** Exercise **
Quote the records below in full, exactly as given, with the images taken out.

** Information given **
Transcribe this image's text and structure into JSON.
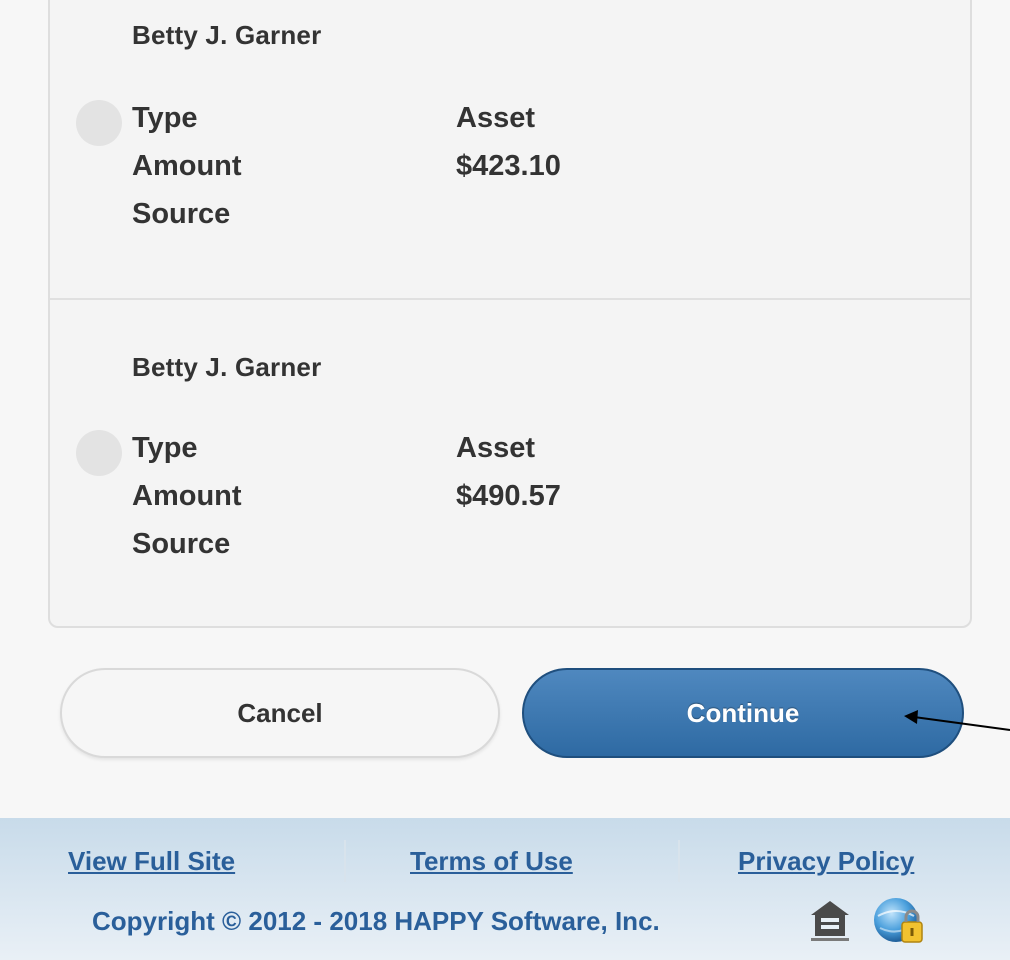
{
  "entries": [
    {
      "name": "Betty J. Garner",
      "type_label": "Type",
      "type_value": "Asset",
      "amount_label": "Amount",
      "amount_value": "$423.10",
      "source_label": "Source",
      "selected": false
    },
    {
      "name": "Betty J. Garner",
      "type_label": "Type",
      "type_value": "Asset",
      "amount_label": "Amount",
      "amount_value": "$490.57",
      "source_label": "Source",
      "selected": false
    }
  ],
  "actions": {
    "cancel_label": "Cancel",
    "continue_label": "Continue"
  },
  "footer": {
    "links": {
      "view_full_site": "View Full Site",
      "terms_of_use": "Terms of Use",
      "privacy_policy": "Privacy Policy"
    },
    "copyright": "Copyright © 2012 - 2018 HAPPY Software, Inc.",
    "icons": [
      "equal-housing-icon",
      "security-lock-icon"
    ]
  },
  "colors": {
    "primary_button": "#2e6aa3",
    "link": "#2a5f9a",
    "footer_bg": "#c8dbea"
  }
}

** The completed task **
Transcribe this image's text and structure into JSON.
{
  "entries": [
    {
      "name": "Betty J. Garner",
      "type_label": "Type",
      "type_value": "Asset",
      "amount_label": "Amount",
      "amount_value": "$423.10",
      "source_label": "Source",
      "selected": false
    },
    {
      "name": "Betty J. Garner",
      "type_label": "Type",
      "type_value": "Asset",
      "amount_label": "Amount",
      "amount_value": "$490.57",
      "source_label": "Source",
      "selected": false
    }
  ],
  "actions": {
    "cancel_label": "Cancel",
    "continue_label": "Continue"
  },
  "footer": {
    "links": {
      "view_full_site": "View Full Site",
      "terms_of_use": "Terms of Use",
      "privacy_policy": "Privacy Policy"
    },
    "copyright": "Copyright © 2012 - 2018 HAPPY Software, Inc.",
    "icons": [
      "equal-housing-icon",
      "security-lock-icon"
    ]
  },
  "colors": {
    "primary_button": "#2e6aa3",
    "link": "#2a5f9a",
    "footer_bg": "#c8dbea"
  }
}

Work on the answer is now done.